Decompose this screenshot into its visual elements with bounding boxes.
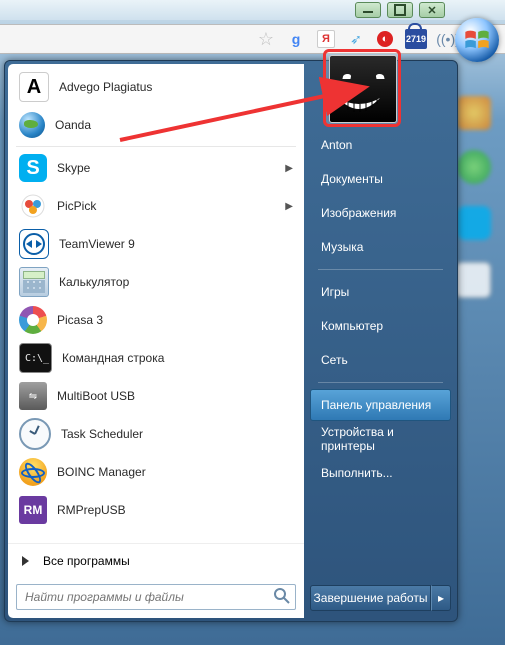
program-item-advego[interactable]: A Advego Plagiatus bbox=[8, 68, 304, 106]
program-item-picpick[interactable]: PicPick ▶ bbox=[8, 187, 304, 225]
separator bbox=[318, 382, 443, 383]
feather-extension-icon[interactable]: ➶ bbox=[347, 30, 365, 48]
program-item-taskscearly[interactable]: Task Scheduler bbox=[8, 415, 304, 453]
teamviewer-icon bbox=[19, 229, 49, 259]
bookmark-star-icon[interactable]: ☆ bbox=[257, 30, 275, 48]
window-titlebar: ✕ bbox=[0, 0, 505, 20]
program-item-cmd[interactable]: C:\_ Командная строка bbox=[8, 339, 304, 377]
globe-icon bbox=[19, 112, 45, 138]
desktop-area: ✕ ☆ g Я ➶ ◐ 2719 ((•)) bbox=[0, 0, 505, 645]
yandex-extension-icon[interactable]: Я bbox=[317, 30, 335, 48]
browser-toolbar: ☆ g Я ➶ ◐ 2719 ((•)) bbox=[0, 24, 505, 54]
computer-link[interactable]: Компьютер bbox=[310, 310, 451, 342]
desktop-shortcut[interactable] bbox=[457, 150, 491, 184]
program-label: TeamViewer 9 bbox=[59, 237, 293, 251]
program-label: Advego Plagiatus bbox=[59, 80, 293, 94]
all-programs-button[interactable]: Все программы bbox=[8, 543, 304, 578]
chevron-right-icon: ▶ bbox=[285, 201, 293, 212]
chevron-right-icon: ▸ bbox=[438, 591, 444, 605]
picpick-icon bbox=[19, 192, 47, 220]
program-label: Командная строка bbox=[62, 351, 293, 365]
search-input[interactable] bbox=[16, 584, 296, 610]
skype-icon: S bbox=[19, 154, 47, 182]
program-label: MultiBoot USB bbox=[57, 389, 293, 403]
search-icon bbox=[274, 588, 290, 607]
program-item-rmprep[interactable]: RM RMPrepUSB bbox=[8, 491, 304, 529]
program-item-picasa[interactable]: Picasa 3 bbox=[8, 301, 304, 339]
desktop-shortcut[interactable] bbox=[457, 96, 491, 130]
program-item-teamviewer[interactable]: TeamViewer 9 bbox=[8, 225, 304, 263]
adblock-extension-icon[interactable]: ◐ bbox=[377, 31, 393, 47]
program-label: Task Scheduler bbox=[61, 427, 293, 441]
search-box-wrap bbox=[8, 578, 304, 618]
documents-link[interactable]: Документы bbox=[310, 163, 451, 195]
program-label: Калькулятор bbox=[59, 275, 293, 289]
start-menu: A Advego Plagiatus Oanda S Skype ▶ bbox=[4, 60, 458, 622]
user-avatar[interactable] bbox=[329, 55, 397, 123]
chevron-right-icon bbox=[22, 556, 29, 566]
picasa-icon bbox=[19, 306, 47, 334]
program-item-skype[interactable]: S Skype ▶ bbox=[8, 149, 304, 187]
start-menu-right-panel: Anton Документы Изображения Музыка Игры … bbox=[304, 61, 457, 621]
usb-icon: ⇋ bbox=[19, 382, 47, 410]
chevron-right-icon: ▶ bbox=[285, 163, 293, 174]
maximize-button[interactable] bbox=[387, 2, 413, 18]
close-button[interactable]: ✕ bbox=[419, 2, 445, 18]
program-item-calculator[interactable]: Калькулятор bbox=[8, 263, 304, 301]
program-label: Skype bbox=[57, 161, 275, 175]
recent-programs-list: A Advego Plagiatus Oanda S Skype ▶ bbox=[8, 64, 304, 543]
program-label: PicPick bbox=[57, 199, 275, 213]
control-panel-link[interactable]: Панель управления bbox=[310, 389, 451, 421]
separator bbox=[318, 269, 443, 270]
program-label: Oanda bbox=[55, 118, 293, 132]
games-link[interactable]: Игры bbox=[310, 276, 451, 308]
counter-extension-icon[interactable]: 2719 bbox=[405, 29, 427, 49]
advego-icon: A bbox=[19, 72, 49, 102]
devices-link[interactable]: Устройства и принтеры bbox=[310, 423, 451, 455]
program-label: RMPrepUSB bbox=[57, 503, 293, 517]
cmd-icon: C:\_ bbox=[19, 343, 52, 373]
pictures-link[interactable]: Изображения bbox=[310, 197, 451, 229]
boinc-icon bbox=[19, 458, 47, 486]
rmprep-icon: RM bbox=[19, 496, 47, 524]
desktop-shortcut[interactable] bbox=[455, 262, 491, 298]
program-item-multiboot[interactable]: ⇋ MultiBoot USB bbox=[8, 377, 304, 415]
shutdown-button[interactable]: Завершение работы bbox=[310, 585, 431, 611]
clock-icon bbox=[19, 418, 51, 450]
user-avatar-highlight bbox=[323, 49, 401, 127]
all-programs-label: Все программы bbox=[43, 554, 130, 568]
network-link[interactable]: Сеть bbox=[310, 344, 451, 376]
minimize-button[interactable] bbox=[355, 2, 381, 18]
desktop-shortcut[interactable] bbox=[457, 206, 491, 240]
windows-logo-icon bbox=[463, 26, 491, 54]
program-label: BOINC Manager bbox=[57, 465, 293, 479]
shutdown-options-button[interactable]: ▸ bbox=[431, 585, 451, 611]
google-extension-icon[interactable]: g bbox=[287, 30, 305, 48]
user-name-link[interactable]: Anton bbox=[310, 129, 451, 161]
start-orb[interactable] bbox=[455, 18, 499, 62]
calculator-icon bbox=[19, 267, 49, 297]
program-item-boinc[interactable]: BOINC Manager bbox=[8, 453, 304, 491]
shutdown-group: Завершение работы ▸ bbox=[310, 585, 451, 611]
program-item-oanda[interactable]: Oanda bbox=[8, 106, 304, 144]
program-label: Picasa 3 bbox=[57, 313, 293, 327]
start-menu-left-panel: A Advego Plagiatus Oanda S Skype ▶ bbox=[8, 64, 304, 618]
separator bbox=[16, 146, 296, 147]
run-link[interactable]: Выполнить... bbox=[310, 457, 451, 489]
music-link[interactable]: Музыка bbox=[310, 231, 451, 263]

★ ★ ★ ★ ★

● **The problem**
Extract every line from the entries above that contains the string "программы", treating uppercase and lowercase letters as distinct.

● **Exercise response**
all-programs-button[interactable]: Все программы bbox=[8, 543, 304, 578]
all-programs-label: Все программы bbox=[43, 554, 130, 568]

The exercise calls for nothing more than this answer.